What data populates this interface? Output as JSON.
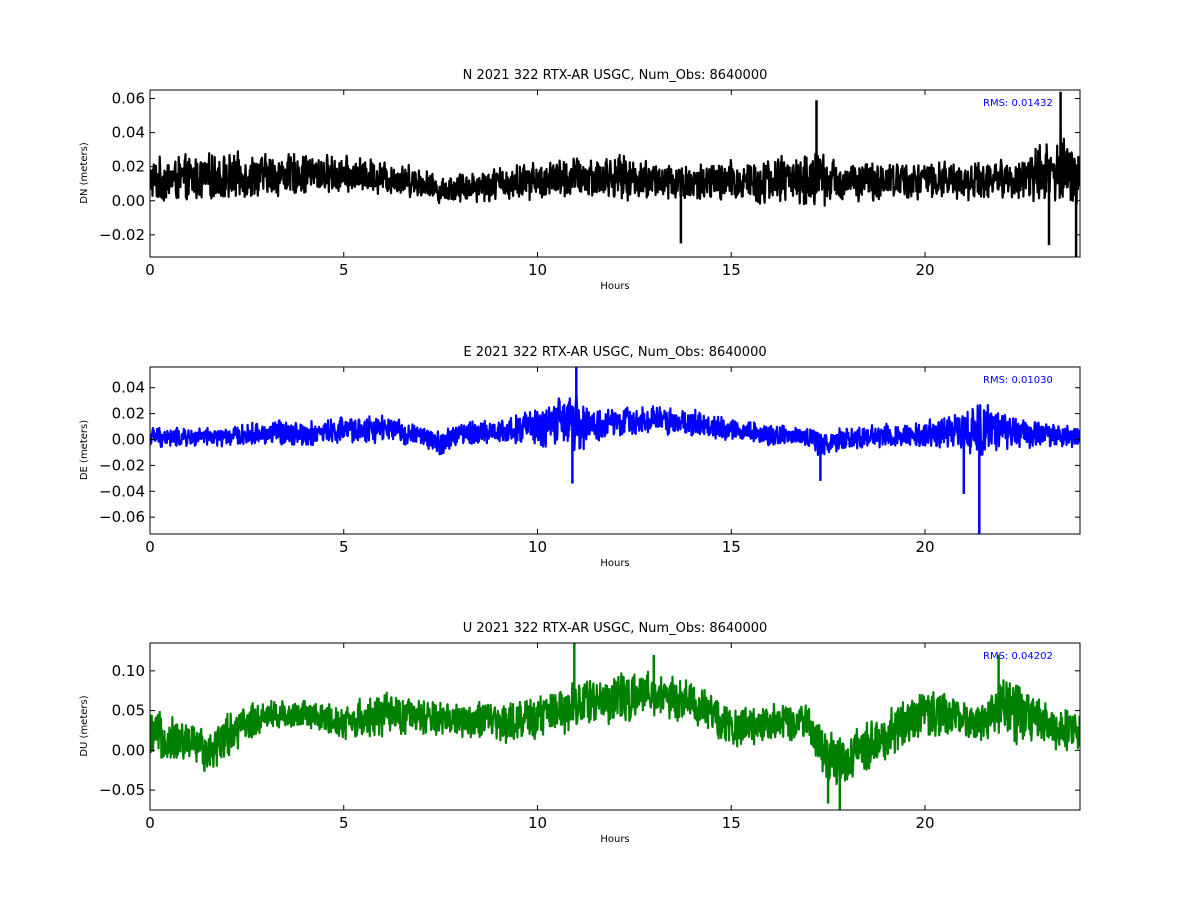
{
  "chart_data": [
    {
      "type": "line",
      "title": "N 2021 322 RTX-AR  USGC, Num_Obs: 8640000",
      "xlabel": "Hours",
      "ylabel": "DN (meters)",
      "xlim": [
        0,
        24
      ],
      "ylim": [
        -0.033,
        0.065
      ],
      "xticks": [
        0,
        5,
        10,
        15,
        20
      ],
      "yticks": [
        -0.02,
        0.0,
        0.02,
        0.04,
        0.06
      ],
      "ytick_labels": [
        "−0.02",
        "0.00",
        "0.02",
        "0.04",
        "0.06"
      ],
      "color": "#000000",
      "rms_label": "RMS:  0.01432",
      "rms_color": "#0000ff",
      "grid": false,
      "series": [
        {
          "x": [
            0,
            1,
            2,
            3,
            4,
            5,
            6,
            7,
            7.5,
            8,
            9,
            10,
            11,
            12,
            13,
            14,
            15,
            16,
            16.5,
            17,
            17.2,
            17.5,
            18,
            19,
            20,
            21,
            22,
            22.5,
            23,
            23.5,
            24
          ],
          "center": [
            0.012,
            0.013,
            0.014,
            0.015,
            0.016,
            0.015,
            0.014,
            0.011,
            0.006,
            0.008,
            0.01,
            0.012,
            0.013,
            0.014,
            0.012,
            0.01,
            0.011,
            0.012,
            0.013,
            0.012,
            0.013,
            0.012,
            0.011,
            0.012,
            0.012,
            0.012,
            0.013,
            0.013,
            0.016,
            0.018,
            0.014
          ],
          "spread": [
            0.014,
            0.015,
            0.015,
            0.014,
            0.013,
            0.012,
            0.011,
            0.01,
            0.008,
            0.01,
            0.011,
            0.012,
            0.014,
            0.014,
            0.013,
            0.013,
            0.014,
            0.015,
            0.016,
            0.016,
            0.02,
            0.015,
            0.013,
            0.012,
            0.012,
            0.012,
            0.012,
            0.014,
            0.02,
            0.023,
            0.017
          ],
          "peaks": [
            [
              17.2,
              0.059
            ],
            [
              23.5,
              0.064
            ],
            [
              23.9,
              -0.033
            ],
            [
              23.2,
              -0.026
            ],
            [
              13.7,
              -0.025
            ]
          ]
        }
      ]
    },
    {
      "type": "line",
      "title": "E 2021 322 RTX-AR  USGC, Num_Obs: 8640000",
      "xlabel": "Hours",
      "ylabel": "DE (meters)",
      "xlim": [
        0,
        24
      ],
      "ylim": [
        -0.073,
        0.056
      ],
      "xticks": [
        0,
        5,
        10,
        15,
        20
      ],
      "yticks": [
        -0.06,
        -0.04,
        -0.02,
        0.0,
        0.02,
        0.04
      ],
      "ytick_labels": [
        "−0.06",
        "−0.04",
        "−0.02",
        "0.00",
        "0.02",
        "0.04"
      ],
      "color": "#0000ff",
      "rms_label": "RMS:  0.01030",
      "rms_color": "#0000ff",
      "grid": false,
      "series": [
        {
          "x": [
            0,
            1,
            2,
            3,
            3.5,
            4,
            5,
            6,
            7,
            7.5,
            8,
            9,
            10,
            10.5,
            11,
            11.5,
            12,
            13,
            14,
            15,
            16,
            17,
            17.3,
            18,
            19,
            20,
            21,
            21.5,
            22,
            23,
            24
          ],
          "center": [
            0.002,
            0.001,
            0.002,
            0.005,
            0.006,
            0.004,
            0.007,
            0.008,
            0.003,
            -0.004,
            0.005,
            0.006,
            0.01,
            0.013,
            0.012,
            0.01,
            0.013,
            0.016,
            0.012,
            0.008,
            0.004,
            0.002,
            -0.004,
            0.002,
            0.003,
            0.004,
            0.006,
            0.007,
            0.006,
            0.004,
            0.002
          ],
          "spread": [
            0.009,
            0.008,
            0.008,
            0.01,
            0.012,
            0.01,
            0.012,
            0.012,
            0.008,
            0.012,
            0.01,
            0.01,
            0.017,
            0.022,
            0.024,
            0.016,
            0.012,
            0.012,
            0.012,
            0.01,
            0.009,
            0.009,
            0.011,
            0.01,
            0.011,
            0.012,
            0.018,
            0.024,
            0.018,
            0.01,
            0.009
          ],
          "peaks": [
            [
              11.0,
              0.056
            ],
            [
              21.4,
              -0.073
            ],
            [
              10.9,
              -0.034
            ],
            [
              17.3,
              -0.032
            ],
            [
              21.0,
              -0.042
            ]
          ]
        }
      ]
    },
    {
      "type": "line",
      "title": "U 2021 322 RTX-AR  USGC, Num_Obs: 8640000",
      "xlabel": "Hours",
      "ylabel": "DU (meters)",
      "xlim": [
        0,
        24
      ],
      "ylim": [
        -0.075,
        0.135
      ],
      "xticks": [
        0,
        5,
        10,
        15,
        20
      ],
      "yticks": [
        -0.05,
        0.0,
        0.05,
        0.1
      ],
      "ytick_labels": [
        "−0.05",
        "0.00",
        "0.05",
        "0.10"
      ],
      "color": "#008000",
      "rms_label": "RMS:  0.04202",
      "rms_color": "#0000ff",
      "grid": false,
      "series": [
        {
          "x": [
            0,
            1,
            1.5,
            2,
            3,
            4,
            5,
            6,
            7,
            8,
            9,
            10,
            11,
            12,
            13,
            14,
            14.5,
            15,
            16,
            17,
            17.5,
            18,
            19,
            20,
            21,
            21.5,
            22,
            23,
            24
          ],
          "center": [
            0.018,
            0.01,
            0.0,
            0.02,
            0.045,
            0.045,
            0.035,
            0.045,
            0.04,
            0.04,
            0.035,
            0.04,
            0.06,
            0.065,
            0.07,
            0.06,
            0.045,
            0.03,
            0.035,
            0.035,
            -0.015,
            -0.01,
            0.02,
            0.05,
            0.04,
            0.035,
            0.055,
            0.035,
            0.025
          ],
          "spread": [
            0.035,
            0.03,
            0.03,
            0.032,
            0.022,
            0.02,
            0.025,
            0.03,
            0.025,
            0.025,
            0.028,
            0.03,
            0.035,
            0.035,
            0.03,
            0.03,
            0.03,
            0.03,
            0.025,
            0.022,
            0.04,
            0.035,
            0.032,
            0.035,
            0.025,
            0.03,
            0.045,
            0.035,
            0.03
          ],
          "peaks": [
            [
              10.95,
              0.135
            ],
            [
              17.8,
              -0.075
            ],
            [
              17.5,
              -0.067
            ],
            [
              13.0,
              0.12
            ],
            [
              21.9,
              0.12
            ]
          ]
        }
      ]
    }
  ]
}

§ Objective:
Output the full set of records above without changing a word, and drop the images.

§ Full solution:
What data populates this interface? Output as JSON.
{
  "chart_data": [
    {
      "type": "line",
      "title": "N 2021 322 RTX-AR  USGC, Num_Obs: 8640000",
      "xlabel": "Hours",
      "ylabel": "DN (meters)",
      "xlim": [
        0,
        24
      ],
      "ylim": [
        -0.033,
        0.065
      ],
      "xticks": [
        0,
        5,
        10,
        15,
        20
      ],
      "yticks": [
        -0.02,
        0.0,
        0.02,
        0.04,
        0.06
      ],
      "ytick_labels": [
        "−0.02",
        "0.00",
        "0.02",
        "0.04",
        "0.06"
      ],
      "color": "#000000",
      "rms_label": "RMS:  0.01432",
      "rms_color": "#0000ff",
      "grid": false,
      "series": [
        {
          "x": [
            0,
            1,
            2,
            3,
            4,
            5,
            6,
            7,
            7.5,
            8,
            9,
            10,
            11,
            12,
            13,
            14,
            15,
            16,
            16.5,
            17,
            17.2,
            17.5,
            18,
            19,
            20,
            21,
            22,
            22.5,
            23,
            23.5,
            24
          ],
          "center": [
            0.012,
            0.013,
            0.014,
            0.015,
            0.016,
            0.015,
            0.014,
            0.011,
            0.006,
            0.008,
            0.01,
            0.012,
            0.013,
            0.014,
            0.012,
            0.01,
            0.011,
            0.012,
            0.013,
            0.012,
            0.013,
            0.012,
            0.011,
            0.012,
            0.012,
            0.012,
            0.013,
            0.013,
            0.016,
            0.018,
            0.014
          ],
          "spread": [
            0.014,
            0.015,
            0.015,
            0.014,
            0.013,
            0.012,
            0.011,
            0.01,
            0.008,
            0.01,
            0.011,
            0.012,
            0.014,
            0.014,
            0.013,
            0.013,
            0.014,
            0.015,
            0.016,
            0.016,
            0.02,
            0.015,
            0.013,
            0.012,
            0.012,
            0.012,
            0.012,
            0.014,
            0.02,
            0.023,
            0.017
          ],
          "peaks": [
            [
              17.2,
              0.059
            ],
            [
              23.5,
              0.064
            ],
            [
              23.9,
              -0.033
            ],
            [
              23.2,
              -0.026
            ],
            [
              13.7,
              -0.025
            ]
          ]
        }
      ]
    },
    {
      "type": "line",
      "title": "E 2021 322 RTX-AR  USGC, Num_Obs: 8640000",
      "xlabel": "Hours",
      "ylabel": "DE (meters)",
      "xlim": [
        0,
        24
      ],
      "ylim": [
        -0.073,
        0.056
      ],
      "xticks": [
        0,
        5,
        10,
        15,
        20
      ],
      "yticks": [
        -0.06,
        -0.04,
        -0.02,
        0.0,
        0.02,
        0.04
      ],
      "ytick_labels": [
        "−0.06",
        "−0.04",
        "−0.02",
        "0.00",
        "0.02",
        "0.04"
      ],
      "color": "#0000ff",
      "rms_label": "RMS:  0.01030",
      "rms_color": "#0000ff",
      "grid": false,
      "series": [
        {
          "x": [
            0,
            1,
            2,
            3,
            3.5,
            4,
            5,
            6,
            7,
            7.5,
            8,
            9,
            10,
            10.5,
            11,
            11.5,
            12,
            13,
            14,
            15,
            16,
            17,
            17.3,
            18,
            19,
            20,
            21,
            21.5,
            22,
            23,
            24
          ],
          "center": [
            0.002,
            0.001,
            0.002,
            0.005,
            0.006,
            0.004,
            0.007,
            0.008,
            0.003,
            -0.004,
            0.005,
            0.006,
            0.01,
            0.013,
            0.012,
            0.01,
            0.013,
            0.016,
            0.012,
            0.008,
            0.004,
            0.002,
            -0.004,
            0.002,
            0.003,
            0.004,
            0.006,
            0.007,
            0.006,
            0.004,
            0.002
          ],
          "spread": [
            0.009,
            0.008,
            0.008,
            0.01,
            0.012,
            0.01,
            0.012,
            0.012,
            0.008,
            0.012,
            0.01,
            0.01,
            0.017,
            0.022,
            0.024,
            0.016,
            0.012,
            0.012,
            0.012,
            0.01,
            0.009,
            0.009,
            0.011,
            0.01,
            0.011,
            0.012,
            0.018,
            0.024,
            0.018,
            0.01,
            0.009
          ],
          "peaks": [
            [
              11.0,
              0.056
            ],
            [
              21.4,
              -0.073
            ],
            [
              10.9,
              -0.034
            ],
            [
              17.3,
              -0.032
            ],
            [
              21.0,
              -0.042
            ]
          ]
        }
      ]
    },
    {
      "type": "line",
      "title": "U 2021 322 RTX-AR  USGC, Num_Obs: 8640000",
      "xlabel": "Hours",
      "ylabel": "DU (meters)",
      "xlim": [
        0,
        24
      ],
      "ylim": [
        -0.075,
        0.135
      ],
      "xticks": [
        0,
        5,
        10,
        15,
        20
      ],
      "yticks": [
        -0.05,
        0.0,
        0.05,
        0.1
      ],
      "ytick_labels": [
        "−0.05",
        "0.00",
        "0.05",
        "0.10"
      ],
      "color": "#008000",
      "rms_label": "RMS:  0.04202",
      "rms_color": "#0000ff",
      "grid": false,
      "series": [
        {
          "x": [
            0,
            1,
            1.5,
            2,
            3,
            4,
            5,
            6,
            7,
            8,
            9,
            10,
            11,
            12,
            13,
            14,
            14.5,
            15,
            16,
            17,
            17.5,
            18,
            19,
            20,
            21,
            21.5,
            22,
            23,
            24
          ],
          "center": [
            0.018,
            0.01,
            0.0,
            0.02,
            0.045,
            0.045,
            0.035,
            0.045,
            0.04,
            0.04,
            0.035,
            0.04,
            0.06,
            0.065,
            0.07,
            0.06,
            0.045,
            0.03,
            0.035,
            0.035,
            -0.015,
            -0.01,
            0.02,
            0.05,
            0.04,
            0.035,
            0.055,
            0.035,
            0.025
          ],
          "spread": [
            0.035,
            0.03,
            0.03,
            0.032,
            0.022,
            0.02,
            0.025,
            0.03,
            0.025,
            0.025,
            0.028,
            0.03,
            0.035,
            0.035,
            0.03,
            0.03,
            0.03,
            0.03,
            0.025,
            0.022,
            0.04,
            0.035,
            0.032,
            0.035,
            0.025,
            0.03,
            0.045,
            0.035,
            0.03
          ],
          "peaks": [
            [
              10.95,
              0.135
            ],
            [
              17.8,
              -0.075
            ],
            [
              17.5,
              -0.067
            ],
            [
              13.0,
              0.12
            ],
            [
              21.9,
              0.12
            ]
          ]
        }
      ]
    }
  ]
}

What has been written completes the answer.